-- BEGIN DATA TO PROCESS --

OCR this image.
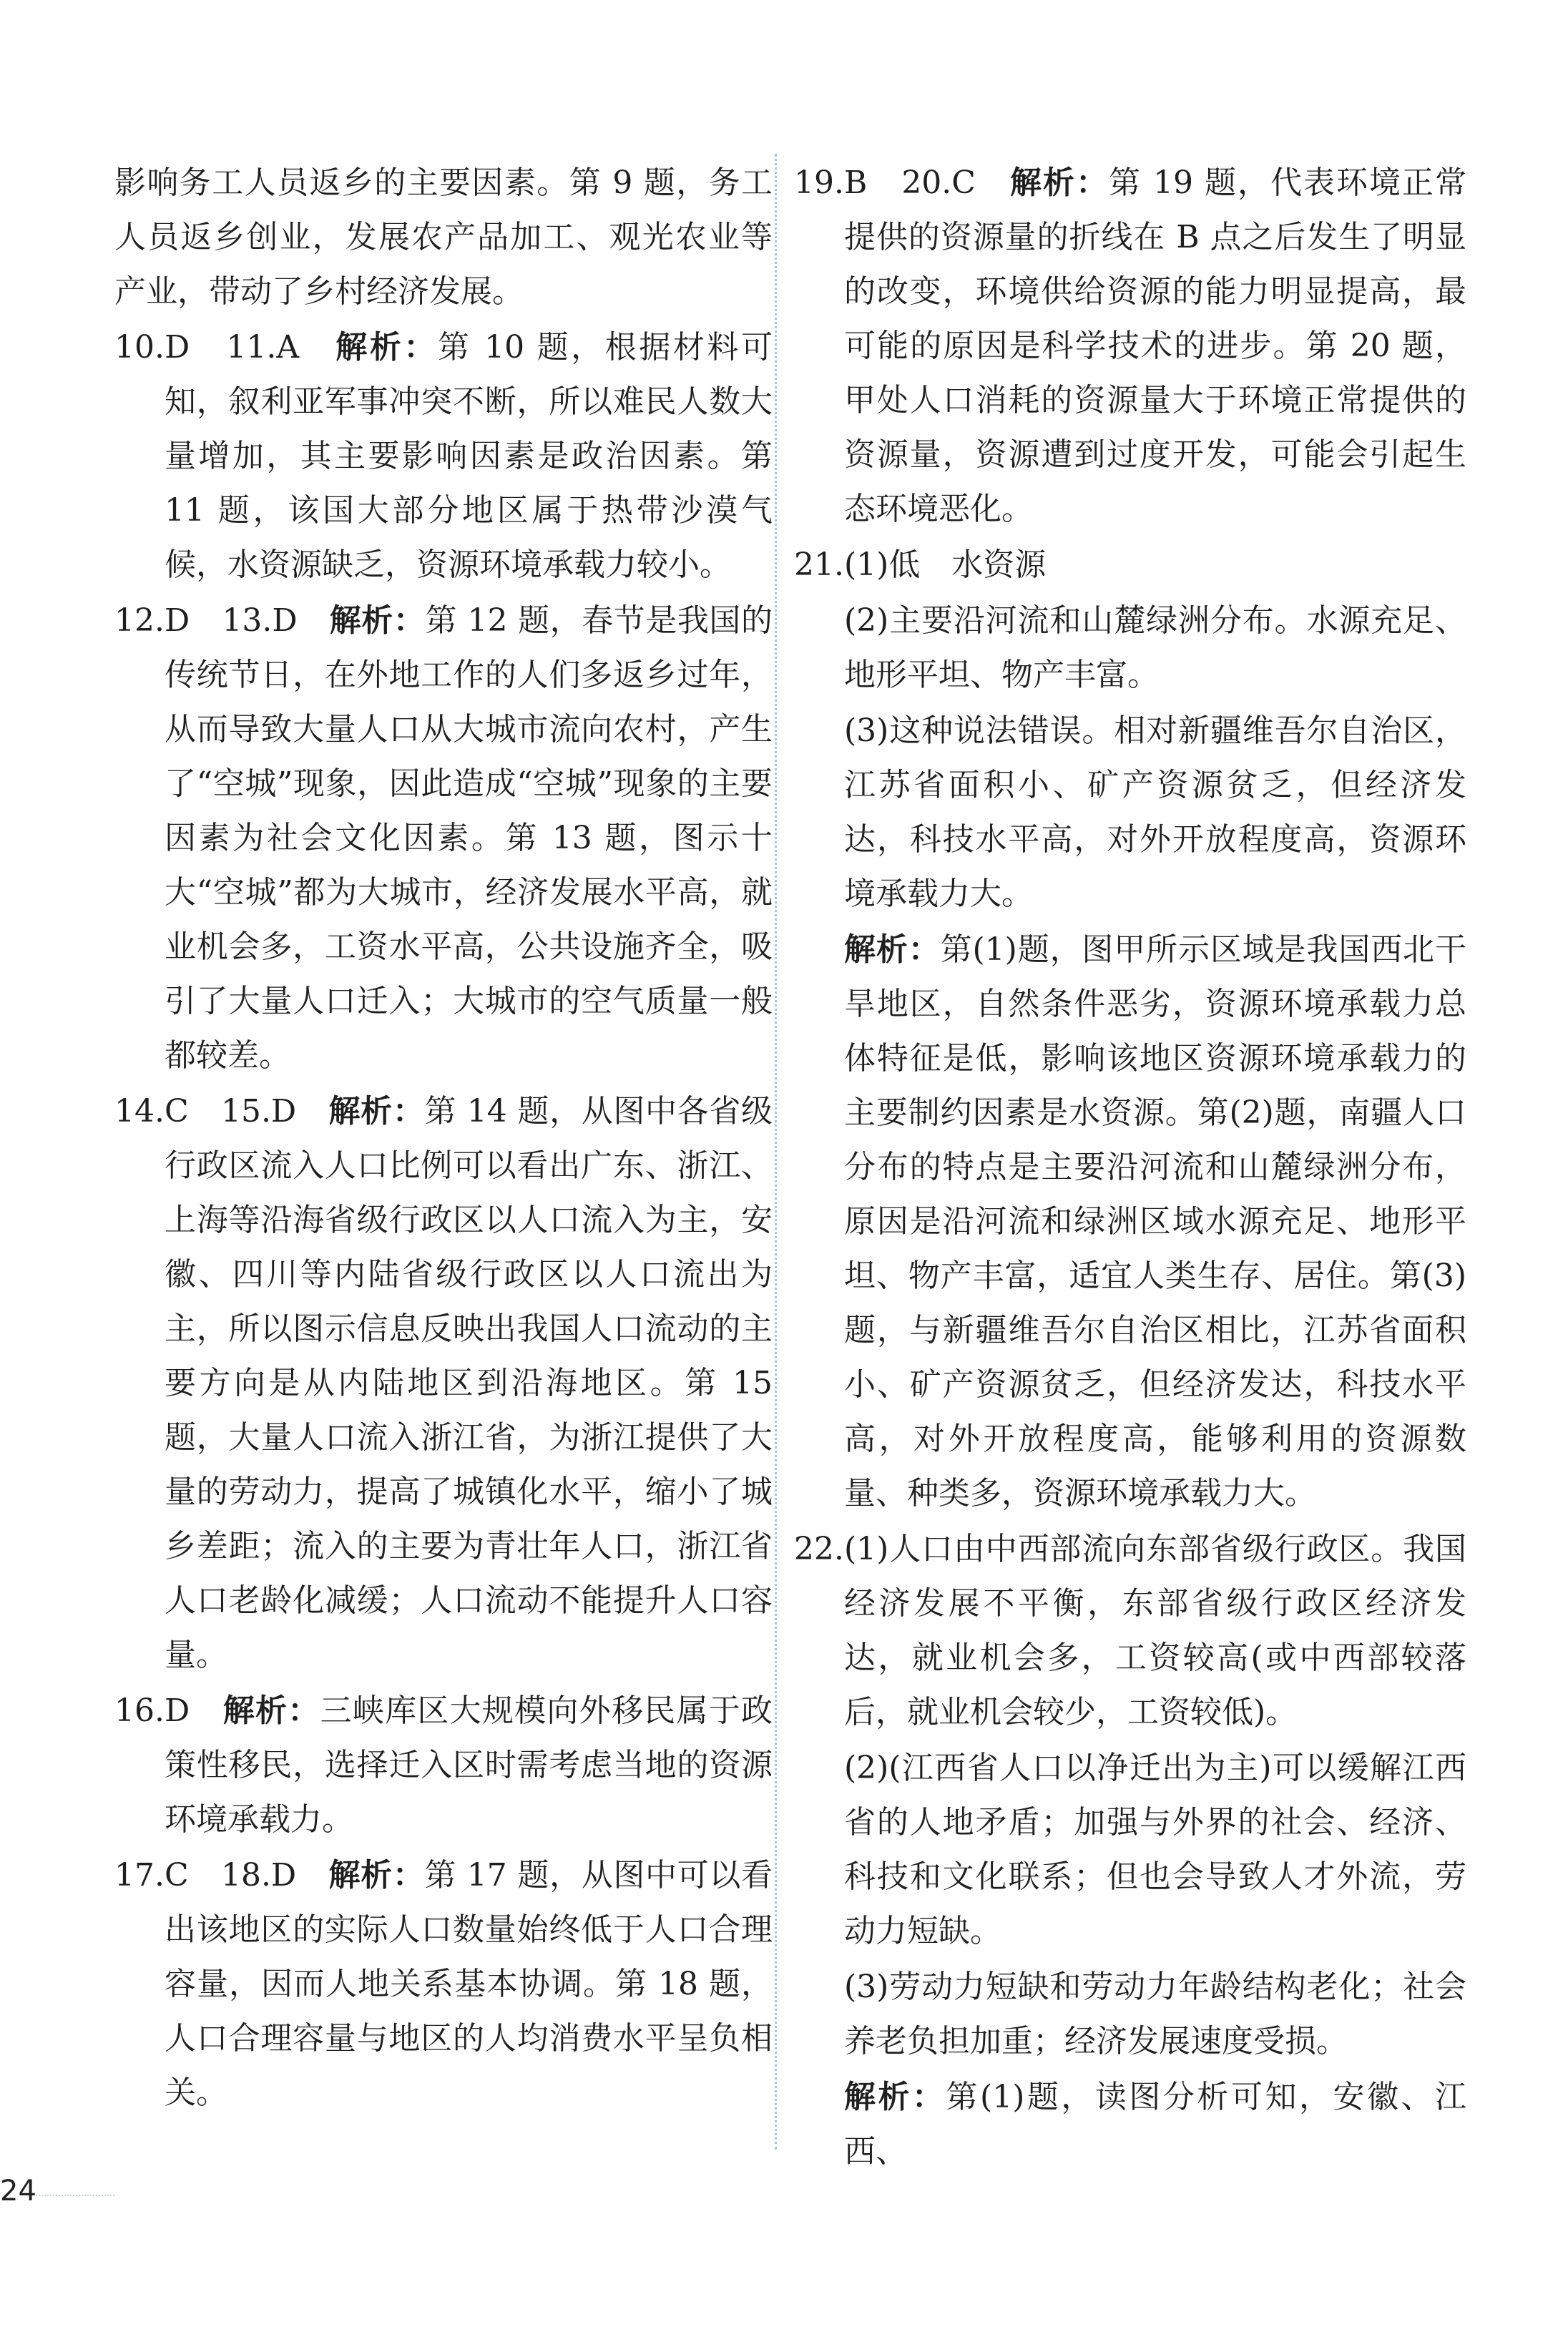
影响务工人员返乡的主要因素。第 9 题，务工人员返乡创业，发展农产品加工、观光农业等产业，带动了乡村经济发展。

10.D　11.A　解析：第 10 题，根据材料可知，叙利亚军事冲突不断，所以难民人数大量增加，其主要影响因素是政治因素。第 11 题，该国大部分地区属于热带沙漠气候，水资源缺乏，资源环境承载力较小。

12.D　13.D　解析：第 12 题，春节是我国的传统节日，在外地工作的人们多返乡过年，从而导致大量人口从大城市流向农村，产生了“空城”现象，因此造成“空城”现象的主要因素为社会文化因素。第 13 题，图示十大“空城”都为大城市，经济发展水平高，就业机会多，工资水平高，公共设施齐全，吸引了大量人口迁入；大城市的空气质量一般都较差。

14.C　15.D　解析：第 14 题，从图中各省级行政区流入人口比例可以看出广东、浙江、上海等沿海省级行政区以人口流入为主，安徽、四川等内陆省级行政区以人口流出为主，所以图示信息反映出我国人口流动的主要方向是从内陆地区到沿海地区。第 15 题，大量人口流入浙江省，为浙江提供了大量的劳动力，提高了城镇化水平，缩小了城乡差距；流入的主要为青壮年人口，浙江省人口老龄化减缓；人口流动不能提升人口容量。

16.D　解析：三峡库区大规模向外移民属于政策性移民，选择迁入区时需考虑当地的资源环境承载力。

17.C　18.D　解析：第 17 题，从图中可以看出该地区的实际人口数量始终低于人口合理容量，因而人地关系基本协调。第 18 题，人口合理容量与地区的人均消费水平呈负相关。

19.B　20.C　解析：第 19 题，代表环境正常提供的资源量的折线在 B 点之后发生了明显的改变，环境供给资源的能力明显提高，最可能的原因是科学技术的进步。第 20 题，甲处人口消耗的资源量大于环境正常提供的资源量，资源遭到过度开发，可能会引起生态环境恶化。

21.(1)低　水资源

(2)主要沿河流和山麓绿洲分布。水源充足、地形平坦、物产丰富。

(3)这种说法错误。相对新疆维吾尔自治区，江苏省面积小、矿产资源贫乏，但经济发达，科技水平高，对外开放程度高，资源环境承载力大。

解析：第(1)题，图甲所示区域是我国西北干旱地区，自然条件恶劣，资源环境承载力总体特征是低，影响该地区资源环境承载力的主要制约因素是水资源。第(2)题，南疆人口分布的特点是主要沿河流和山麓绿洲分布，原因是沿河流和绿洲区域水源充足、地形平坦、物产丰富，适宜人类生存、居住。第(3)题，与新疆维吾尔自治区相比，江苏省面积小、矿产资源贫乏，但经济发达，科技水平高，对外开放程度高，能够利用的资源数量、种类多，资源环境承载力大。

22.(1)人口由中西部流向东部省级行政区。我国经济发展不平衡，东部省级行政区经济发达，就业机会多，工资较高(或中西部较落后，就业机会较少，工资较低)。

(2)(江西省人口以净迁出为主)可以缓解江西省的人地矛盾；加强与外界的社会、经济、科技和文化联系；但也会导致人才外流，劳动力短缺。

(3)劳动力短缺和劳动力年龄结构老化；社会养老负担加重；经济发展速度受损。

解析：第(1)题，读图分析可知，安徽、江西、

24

-- END DATA TO PROCESS --
-- BEGIN DATA TO PROCESS --

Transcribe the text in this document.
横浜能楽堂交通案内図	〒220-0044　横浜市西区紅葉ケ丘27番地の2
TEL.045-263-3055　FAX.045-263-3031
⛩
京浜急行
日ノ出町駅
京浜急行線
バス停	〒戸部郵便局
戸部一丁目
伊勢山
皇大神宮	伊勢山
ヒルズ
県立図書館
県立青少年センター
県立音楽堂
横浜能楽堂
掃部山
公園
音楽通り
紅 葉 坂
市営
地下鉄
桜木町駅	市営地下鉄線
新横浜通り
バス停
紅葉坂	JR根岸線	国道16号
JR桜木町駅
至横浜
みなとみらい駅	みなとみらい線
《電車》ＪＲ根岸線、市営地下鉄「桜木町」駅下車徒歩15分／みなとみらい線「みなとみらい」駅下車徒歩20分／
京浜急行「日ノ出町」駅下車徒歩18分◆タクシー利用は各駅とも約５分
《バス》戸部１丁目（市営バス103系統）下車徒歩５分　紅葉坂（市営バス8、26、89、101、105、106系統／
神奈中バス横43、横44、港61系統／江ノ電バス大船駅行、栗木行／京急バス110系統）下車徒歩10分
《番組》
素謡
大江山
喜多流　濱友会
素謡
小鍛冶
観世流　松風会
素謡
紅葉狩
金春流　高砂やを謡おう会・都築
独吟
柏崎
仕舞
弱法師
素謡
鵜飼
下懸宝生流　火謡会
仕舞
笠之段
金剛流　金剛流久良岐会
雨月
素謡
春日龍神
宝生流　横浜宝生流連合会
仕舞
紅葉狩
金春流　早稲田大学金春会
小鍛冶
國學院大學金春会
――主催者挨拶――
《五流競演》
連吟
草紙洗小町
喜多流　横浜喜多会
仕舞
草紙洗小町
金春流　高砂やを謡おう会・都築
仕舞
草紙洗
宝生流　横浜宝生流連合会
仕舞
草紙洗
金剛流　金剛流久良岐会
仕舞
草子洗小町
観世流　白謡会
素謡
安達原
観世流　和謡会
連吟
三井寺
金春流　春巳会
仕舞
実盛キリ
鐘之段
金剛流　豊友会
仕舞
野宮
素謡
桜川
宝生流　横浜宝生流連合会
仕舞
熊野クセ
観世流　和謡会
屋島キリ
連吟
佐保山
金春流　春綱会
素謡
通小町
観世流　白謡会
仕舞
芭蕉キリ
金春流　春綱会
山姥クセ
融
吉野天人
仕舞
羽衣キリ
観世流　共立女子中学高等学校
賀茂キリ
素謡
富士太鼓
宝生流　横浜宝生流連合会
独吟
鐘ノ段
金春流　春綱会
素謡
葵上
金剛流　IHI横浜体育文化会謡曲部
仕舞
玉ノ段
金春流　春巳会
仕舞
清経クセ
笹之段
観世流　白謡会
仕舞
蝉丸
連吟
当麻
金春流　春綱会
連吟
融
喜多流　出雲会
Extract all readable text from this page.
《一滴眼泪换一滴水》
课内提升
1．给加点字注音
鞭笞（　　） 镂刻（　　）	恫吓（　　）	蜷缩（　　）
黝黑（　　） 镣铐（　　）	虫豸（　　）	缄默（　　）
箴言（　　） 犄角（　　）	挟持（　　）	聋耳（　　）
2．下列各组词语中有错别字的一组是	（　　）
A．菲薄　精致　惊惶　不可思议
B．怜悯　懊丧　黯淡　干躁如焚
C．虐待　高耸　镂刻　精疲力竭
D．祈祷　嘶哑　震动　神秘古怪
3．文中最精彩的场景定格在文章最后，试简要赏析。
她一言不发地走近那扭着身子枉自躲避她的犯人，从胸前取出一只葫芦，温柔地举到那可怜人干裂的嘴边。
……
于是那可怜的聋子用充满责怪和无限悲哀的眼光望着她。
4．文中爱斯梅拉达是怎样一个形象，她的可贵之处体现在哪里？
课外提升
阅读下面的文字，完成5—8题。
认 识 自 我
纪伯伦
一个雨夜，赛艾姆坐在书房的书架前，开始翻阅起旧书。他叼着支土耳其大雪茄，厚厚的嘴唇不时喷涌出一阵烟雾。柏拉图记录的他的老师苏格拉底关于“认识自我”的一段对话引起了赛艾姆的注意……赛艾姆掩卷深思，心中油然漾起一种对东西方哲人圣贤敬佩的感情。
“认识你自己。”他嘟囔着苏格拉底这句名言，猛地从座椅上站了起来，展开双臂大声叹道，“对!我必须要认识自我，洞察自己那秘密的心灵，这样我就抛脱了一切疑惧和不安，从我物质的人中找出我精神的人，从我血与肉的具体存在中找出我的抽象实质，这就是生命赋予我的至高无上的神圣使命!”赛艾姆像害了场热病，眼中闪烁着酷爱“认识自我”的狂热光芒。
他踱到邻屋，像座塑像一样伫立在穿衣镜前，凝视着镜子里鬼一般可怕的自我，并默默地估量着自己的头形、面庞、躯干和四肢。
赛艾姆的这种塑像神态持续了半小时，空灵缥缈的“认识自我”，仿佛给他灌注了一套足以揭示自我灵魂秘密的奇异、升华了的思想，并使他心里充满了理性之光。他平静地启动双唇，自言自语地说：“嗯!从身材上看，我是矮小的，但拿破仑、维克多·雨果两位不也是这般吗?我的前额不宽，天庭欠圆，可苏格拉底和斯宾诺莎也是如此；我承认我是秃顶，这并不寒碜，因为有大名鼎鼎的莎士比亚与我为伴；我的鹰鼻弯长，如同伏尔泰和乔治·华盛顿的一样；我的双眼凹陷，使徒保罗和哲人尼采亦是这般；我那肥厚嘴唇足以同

-- END DATA TO PROCESS --
-- BEGIN DATA TO PROCESS --

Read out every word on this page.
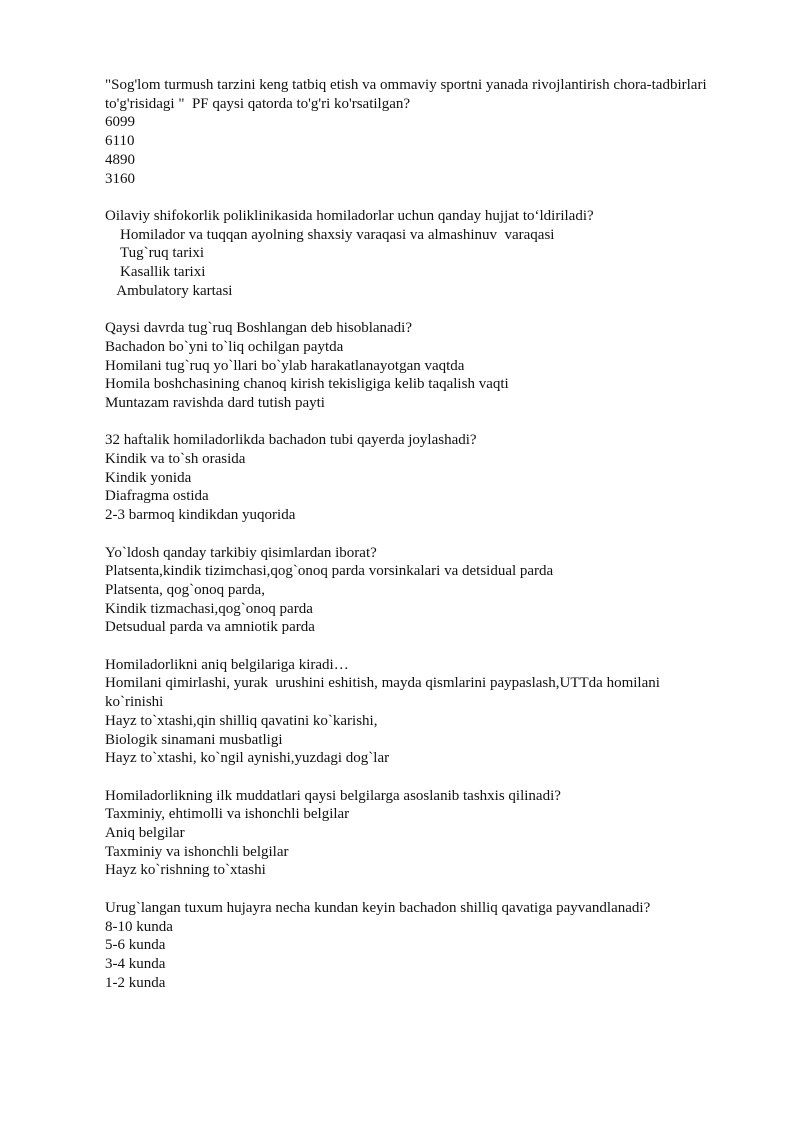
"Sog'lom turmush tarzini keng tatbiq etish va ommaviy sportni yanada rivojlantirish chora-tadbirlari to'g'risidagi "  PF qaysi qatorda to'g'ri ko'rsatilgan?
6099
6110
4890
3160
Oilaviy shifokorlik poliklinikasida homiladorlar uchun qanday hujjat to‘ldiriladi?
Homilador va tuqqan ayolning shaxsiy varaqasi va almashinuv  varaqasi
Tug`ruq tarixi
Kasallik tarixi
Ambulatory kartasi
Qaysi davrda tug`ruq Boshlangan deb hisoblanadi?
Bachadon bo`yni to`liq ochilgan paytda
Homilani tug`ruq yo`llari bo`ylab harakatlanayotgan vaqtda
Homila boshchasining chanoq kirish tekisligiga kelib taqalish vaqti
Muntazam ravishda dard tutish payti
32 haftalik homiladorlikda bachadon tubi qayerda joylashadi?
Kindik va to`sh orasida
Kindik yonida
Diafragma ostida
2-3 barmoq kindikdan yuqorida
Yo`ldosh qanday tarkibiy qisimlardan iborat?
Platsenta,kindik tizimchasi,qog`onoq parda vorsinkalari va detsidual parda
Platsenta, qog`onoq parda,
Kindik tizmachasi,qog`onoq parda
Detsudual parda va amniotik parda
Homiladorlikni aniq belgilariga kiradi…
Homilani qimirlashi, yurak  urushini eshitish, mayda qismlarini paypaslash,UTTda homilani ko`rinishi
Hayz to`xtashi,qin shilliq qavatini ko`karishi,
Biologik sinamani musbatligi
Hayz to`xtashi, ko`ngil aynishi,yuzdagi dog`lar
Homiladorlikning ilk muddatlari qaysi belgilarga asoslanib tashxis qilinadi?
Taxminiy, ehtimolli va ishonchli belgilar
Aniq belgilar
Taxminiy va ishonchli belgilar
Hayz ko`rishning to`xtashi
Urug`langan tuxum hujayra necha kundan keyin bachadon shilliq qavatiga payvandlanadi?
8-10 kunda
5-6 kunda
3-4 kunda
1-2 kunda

-- END DATA TO PROCESS --

● EXERCISE DESCRIPTION
Copy each line of the listing that holds the word "就业机会多".

● RESULT OF THIS EXERCISE
12.D　13.D　解析：第 12 题，春节是我国的传统节日，在外地工作的人们多返乡过年，从而导致大量人口从大城市流向农村，产生了“空城”现象，因此造成“空城”现象的主要因素为社会文化因素。第 13 题，图示十大“空城”都为大城市，经济发展水平高，就业机会多，工资水平高，公共设施齐全，吸引了大量人口迁入；大城市的空气质量一般都较差。
22.(1)人口由中西部流向东部省级行政区。我国经济发展不平衡，东部省级行政区经济发达，就业机会多，工资较高(或中西部较落后，就业机会较少，工资较低)。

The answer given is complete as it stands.